* **What the exercise asks**
Please quote the lines below word for word, without changing anything.

** start Data excerpts **

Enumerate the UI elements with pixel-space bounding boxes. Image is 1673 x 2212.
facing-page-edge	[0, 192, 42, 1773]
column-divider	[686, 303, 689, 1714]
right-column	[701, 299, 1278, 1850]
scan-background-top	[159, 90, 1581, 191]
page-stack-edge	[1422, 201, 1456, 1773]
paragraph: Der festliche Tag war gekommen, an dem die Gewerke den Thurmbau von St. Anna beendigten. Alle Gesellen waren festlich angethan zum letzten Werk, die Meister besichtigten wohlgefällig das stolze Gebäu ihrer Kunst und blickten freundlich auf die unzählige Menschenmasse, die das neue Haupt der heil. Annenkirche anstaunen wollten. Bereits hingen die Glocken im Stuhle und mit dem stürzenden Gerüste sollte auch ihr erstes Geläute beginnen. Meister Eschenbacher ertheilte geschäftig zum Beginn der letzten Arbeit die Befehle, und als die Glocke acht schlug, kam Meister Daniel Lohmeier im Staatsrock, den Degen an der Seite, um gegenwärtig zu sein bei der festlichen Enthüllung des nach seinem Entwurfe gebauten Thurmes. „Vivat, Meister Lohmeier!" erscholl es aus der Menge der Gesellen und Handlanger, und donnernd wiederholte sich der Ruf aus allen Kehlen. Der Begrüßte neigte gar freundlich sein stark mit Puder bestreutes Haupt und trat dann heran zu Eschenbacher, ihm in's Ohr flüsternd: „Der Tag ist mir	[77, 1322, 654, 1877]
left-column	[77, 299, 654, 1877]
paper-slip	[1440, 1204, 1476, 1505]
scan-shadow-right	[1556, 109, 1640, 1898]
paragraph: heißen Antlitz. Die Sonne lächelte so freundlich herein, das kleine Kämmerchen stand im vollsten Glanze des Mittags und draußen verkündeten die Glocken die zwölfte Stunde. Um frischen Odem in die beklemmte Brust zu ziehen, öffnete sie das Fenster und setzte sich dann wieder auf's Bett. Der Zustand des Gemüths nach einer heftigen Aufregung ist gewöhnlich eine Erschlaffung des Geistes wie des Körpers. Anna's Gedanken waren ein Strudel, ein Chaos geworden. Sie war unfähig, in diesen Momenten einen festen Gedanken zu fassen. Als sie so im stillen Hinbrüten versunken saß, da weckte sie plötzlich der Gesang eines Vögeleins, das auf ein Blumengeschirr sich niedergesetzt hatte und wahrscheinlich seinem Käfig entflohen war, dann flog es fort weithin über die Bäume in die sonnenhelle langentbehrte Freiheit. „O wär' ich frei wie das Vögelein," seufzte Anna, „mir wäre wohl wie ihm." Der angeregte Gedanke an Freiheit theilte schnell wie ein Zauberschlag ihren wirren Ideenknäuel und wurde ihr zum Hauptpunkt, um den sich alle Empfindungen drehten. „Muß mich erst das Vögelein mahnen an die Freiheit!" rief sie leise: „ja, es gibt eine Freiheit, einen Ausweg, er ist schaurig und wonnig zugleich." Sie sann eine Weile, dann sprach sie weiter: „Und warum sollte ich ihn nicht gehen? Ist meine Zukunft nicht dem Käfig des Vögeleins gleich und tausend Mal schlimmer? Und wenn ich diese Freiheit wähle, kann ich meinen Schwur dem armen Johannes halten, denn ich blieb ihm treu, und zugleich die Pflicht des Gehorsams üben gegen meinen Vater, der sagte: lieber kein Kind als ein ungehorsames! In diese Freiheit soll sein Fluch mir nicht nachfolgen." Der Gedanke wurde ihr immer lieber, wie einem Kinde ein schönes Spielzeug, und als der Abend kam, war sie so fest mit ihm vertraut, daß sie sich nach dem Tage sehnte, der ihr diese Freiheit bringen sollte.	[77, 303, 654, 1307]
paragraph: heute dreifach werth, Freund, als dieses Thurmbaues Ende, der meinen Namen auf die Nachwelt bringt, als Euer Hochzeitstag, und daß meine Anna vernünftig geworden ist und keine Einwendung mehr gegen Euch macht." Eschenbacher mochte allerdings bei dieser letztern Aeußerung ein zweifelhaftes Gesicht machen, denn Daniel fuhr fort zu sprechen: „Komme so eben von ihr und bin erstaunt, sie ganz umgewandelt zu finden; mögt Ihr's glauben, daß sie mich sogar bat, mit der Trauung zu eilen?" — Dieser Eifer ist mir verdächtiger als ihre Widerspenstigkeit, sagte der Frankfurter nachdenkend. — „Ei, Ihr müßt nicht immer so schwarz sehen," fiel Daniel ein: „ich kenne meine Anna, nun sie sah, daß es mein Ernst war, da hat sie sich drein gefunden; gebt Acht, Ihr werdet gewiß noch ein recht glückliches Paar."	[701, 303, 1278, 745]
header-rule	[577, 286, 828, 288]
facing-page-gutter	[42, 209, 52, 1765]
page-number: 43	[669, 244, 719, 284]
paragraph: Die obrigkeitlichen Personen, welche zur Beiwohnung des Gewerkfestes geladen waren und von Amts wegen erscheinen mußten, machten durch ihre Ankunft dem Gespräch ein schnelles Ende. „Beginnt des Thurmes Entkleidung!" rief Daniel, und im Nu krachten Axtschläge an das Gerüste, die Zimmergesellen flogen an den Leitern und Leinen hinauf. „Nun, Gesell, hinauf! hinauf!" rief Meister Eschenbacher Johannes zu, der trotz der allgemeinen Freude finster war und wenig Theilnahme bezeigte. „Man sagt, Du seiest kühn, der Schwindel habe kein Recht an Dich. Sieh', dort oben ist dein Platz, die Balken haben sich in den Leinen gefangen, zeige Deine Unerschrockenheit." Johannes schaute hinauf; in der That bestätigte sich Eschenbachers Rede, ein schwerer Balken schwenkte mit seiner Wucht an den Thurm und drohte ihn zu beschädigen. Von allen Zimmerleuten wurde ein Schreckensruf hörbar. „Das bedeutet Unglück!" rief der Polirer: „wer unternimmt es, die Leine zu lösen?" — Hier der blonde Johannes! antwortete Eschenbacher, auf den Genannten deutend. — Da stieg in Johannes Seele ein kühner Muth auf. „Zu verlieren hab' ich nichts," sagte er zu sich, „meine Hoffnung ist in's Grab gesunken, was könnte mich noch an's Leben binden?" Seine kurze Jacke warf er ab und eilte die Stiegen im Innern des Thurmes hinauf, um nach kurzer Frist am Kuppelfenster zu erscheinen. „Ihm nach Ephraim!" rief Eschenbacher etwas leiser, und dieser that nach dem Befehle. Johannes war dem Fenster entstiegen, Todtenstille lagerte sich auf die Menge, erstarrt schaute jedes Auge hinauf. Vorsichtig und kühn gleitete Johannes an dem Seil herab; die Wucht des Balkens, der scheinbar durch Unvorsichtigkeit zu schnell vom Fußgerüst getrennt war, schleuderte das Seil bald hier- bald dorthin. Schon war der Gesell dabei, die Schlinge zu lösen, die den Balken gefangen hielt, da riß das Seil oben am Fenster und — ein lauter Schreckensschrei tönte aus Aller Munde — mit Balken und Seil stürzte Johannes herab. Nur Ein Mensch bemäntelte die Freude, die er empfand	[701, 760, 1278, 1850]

** end Data excerpts **

* **Full answer**
Enumerate the UI elements with pixel-space bounding boxes. Image is 1673 x 2212.
facing-page-edge	[0, 192, 42, 1773]
column-divider	[686, 303, 689, 1714]
right-column	[701, 299, 1278, 1850]
scan-background-top	[159, 90, 1581, 191]
page-stack-edge	[1422, 201, 1456, 1773]
paragraph: Der festliche Tag war gekommen, an dem die Gewerke den Thurmbau von St. Anna beendigten. Alle Gesellen waren festlich angethan zum letzten Werk, die Meister besichtigten wohlgefällig das stolze Gebäu ihrer Kunst und blickten freundlich auf die unzählige Menschenmasse, die das neue Haupt der heil. Annenkirche anstaunen wollten. Bereits hingen die Glocken im Stuhle und mit dem stürzenden Gerüste sollte auch ihr erstes Geläute beginnen. Meister Eschenbacher ertheilte geschäftig zum Beginn der letzten Arbeit die Befehle, und als die Glocke acht schlug, kam Meister Daniel Lohmeier im Staatsrock, den Degen an der Seite, um gegenwärtig zu sein bei der festlichen Enthüllung des nach seinem Entwurfe gebauten Thurmes. „Vivat, Meister Lohmeier!" erscholl es aus der Menge der Gesellen und Handlanger, und donnernd wiederholte sich der Ruf aus allen Kehlen. Der Begrüßte neigte gar freundlich sein stark mit Puder bestreutes Haupt und trat dann heran zu Eschenbacher, ihm in's Ohr flüsternd: „Der Tag ist mir	[77, 1322, 654, 1877]
left-column	[77, 299, 654, 1877]
paper-slip	[1440, 1204, 1476, 1505]
scan-shadow-right	[1556, 109, 1640, 1898]
paragraph: heißen Antlitz. Die Sonne lächelte so freundlich herein, das kleine Kämmerchen stand im vollsten Glanze des Mittags und draußen verkündeten die Glocken die zwölfte Stunde. Um frischen Odem in die beklemmte Brust zu ziehen, öffnete sie das Fenster und setzte sich dann wieder auf's Bett. Der Zustand des Gemüths nach einer heftigen Aufregung ist gewöhnlich eine Erschlaffung des Geistes wie des Körpers. Anna's Gedanken waren ein Strudel, ein Chaos geworden. Sie war unfähig, in diesen Momenten einen festen Gedanken zu fassen. Als sie so im stillen Hinbrüten versunken saß, da weckte sie plötzlich der Gesang eines Vögeleins, das auf ein Blumengeschirr sich niedergesetzt hatte und wahrscheinlich seinem Käfig entflohen war, dann flog es fort weithin über die Bäume in die sonnenhelle langentbehrte Freiheit. „O wär' ich frei wie das Vögelein," seufzte Anna, „mir wäre wohl wie ihm." Der angeregte Gedanke an Freiheit theilte schnell wie ein Zauberschlag ihren wirren Ideenknäuel und wurde ihr zum Hauptpunkt, um den sich alle Empfindungen drehten. „Muß mich erst das Vögelein mahnen an die Freiheit!" rief sie leise: „ja, es gibt eine Freiheit, einen Ausweg, er ist schaurig und wonnig zugleich." Sie sann eine Weile, dann sprach sie weiter: „Und warum sollte ich ihn nicht gehen? Ist meine Zukunft nicht dem Käfig des Vögeleins gleich und tausend Mal schlimmer? Und wenn ich diese Freiheit wähle, kann ich meinen Schwur dem armen Johannes halten, denn ich blieb ihm treu, und zugleich die Pflicht des Gehorsams üben gegen meinen Vater, der sagte: lieber kein Kind als ein ungehorsames! In diese Freiheit soll sein Fluch mir nicht nachfolgen." Der Gedanke wurde ihr immer lieber, wie einem Kinde ein schönes Spielzeug, und als der Abend kam, war sie so fest mit ihm vertraut, daß sie sich nach dem Tage sehnte, der ihr diese Freiheit bringen sollte.	[77, 303, 654, 1307]
paragraph: heute dreifach werth, Freund, als dieses Thurmbaues Ende, der meinen Namen auf die Nachwelt bringt, als Euer Hochzeitstag, und daß meine Anna vernünftig geworden ist und keine Einwendung mehr gegen Euch macht." Eschenbacher mochte allerdings bei dieser letztern Aeußerung ein zweifelhaftes Gesicht machen, denn Daniel fuhr fort zu sprechen: „Komme so eben von ihr und bin erstaunt, sie ganz umgewandelt zu finden; mögt Ihr's glauben, daß sie mich sogar bat, mit der Trauung zu eilen?" — Dieser Eifer ist mir verdächtiger als ihre Widerspenstigkeit, sagte der Frankfurter nachdenkend. — „Ei, Ihr müßt nicht immer so schwarz sehen," fiel Daniel ein: „ich kenne meine Anna, nun sie sah, daß es mein Ernst war, da hat sie sich drein gefunden; gebt Acht, Ihr werdet gewiß noch ein recht glückliches Paar."	[701, 303, 1278, 745]
header-rule	[577, 286, 828, 288]
facing-page-gutter	[42, 209, 52, 1765]
page-number: 43	[669, 244, 719, 284]
paragraph: Die obrigkeitlichen Personen, welche zur Beiwohnung des Gewerkfestes geladen waren und von Amts wegen erscheinen mußten, machten durch ihre Ankunft dem Gespräch ein schnelles Ende. „Beginnt des Thurmes Entkleidung!" rief Daniel, und im Nu krachten Axtschläge an das Gerüste, die Zimmergesellen flogen an den Leitern und Leinen hinauf. „Nun, Gesell, hinauf! hinauf!" rief Meister Eschenbacher Johannes zu, der trotz der allgemeinen Freude finster war und wenig Theilnahme bezeigte. „Man sagt, Du seiest kühn, der Schwindel habe kein Recht an Dich. Sieh', dort oben ist dein Platz, die Balken haben sich in den Leinen gefangen, zeige Deine Unerschrockenheit." Johannes schaute hinauf; in der That bestätigte sich Eschenbachers Rede, ein schwerer Balken schwenkte mit seiner Wucht an den Thurm und drohte ihn zu beschädigen. Von allen Zimmerleuten wurde ein Schreckensruf hörbar. „Das bedeutet Unglück!" rief der Polirer: „wer unternimmt es, die Leine zu lösen?" — Hier der blonde Johannes! antwortete Eschenbacher, auf den Genannten deutend. — Da stieg in Johannes Seele ein kühner Muth auf. „Zu verlieren hab' ich nichts," sagte er zu sich, „meine Hoffnung ist in's Grab gesunken, was könnte mich noch an's Leben binden?" Seine kurze Jacke warf er ab und eilte die Stiegen im Innern des Thurmes hinauf, um nach kurzer Frist am Kuppelfenster zu erscheinen. „Ihm nach Ephraim!" rief Eschenbacher etwas leiser, und dieser that nach dem Befehle. Johannes war dem Fenster entstiegen, Todtenstille lagerte sich auf die Menge, erstarrt schaute jedes Auge hinauf. Vorsichtig und kühn gleitete Johannes an dem Seil herab; die Wucht des Balkens, der scheinbar durch Unvorsichtigkeit zu schnell vom Fußgerüst getrennt war, schleuderte das Seil bald hier- bald dorthin. Schon war der Gesell dabei, die Schlinge zu lösen, die den Balken gefangen hielt, da riß das Seil oben am Fenster und — ein lauter Schreckensschrei tönte aus Aller Munde — mit Balken und Seil stürzte Johannes herab. Nur Ein Mensch bemäntelte die Freude, die er empfand	[701, 760, 1278, 1850]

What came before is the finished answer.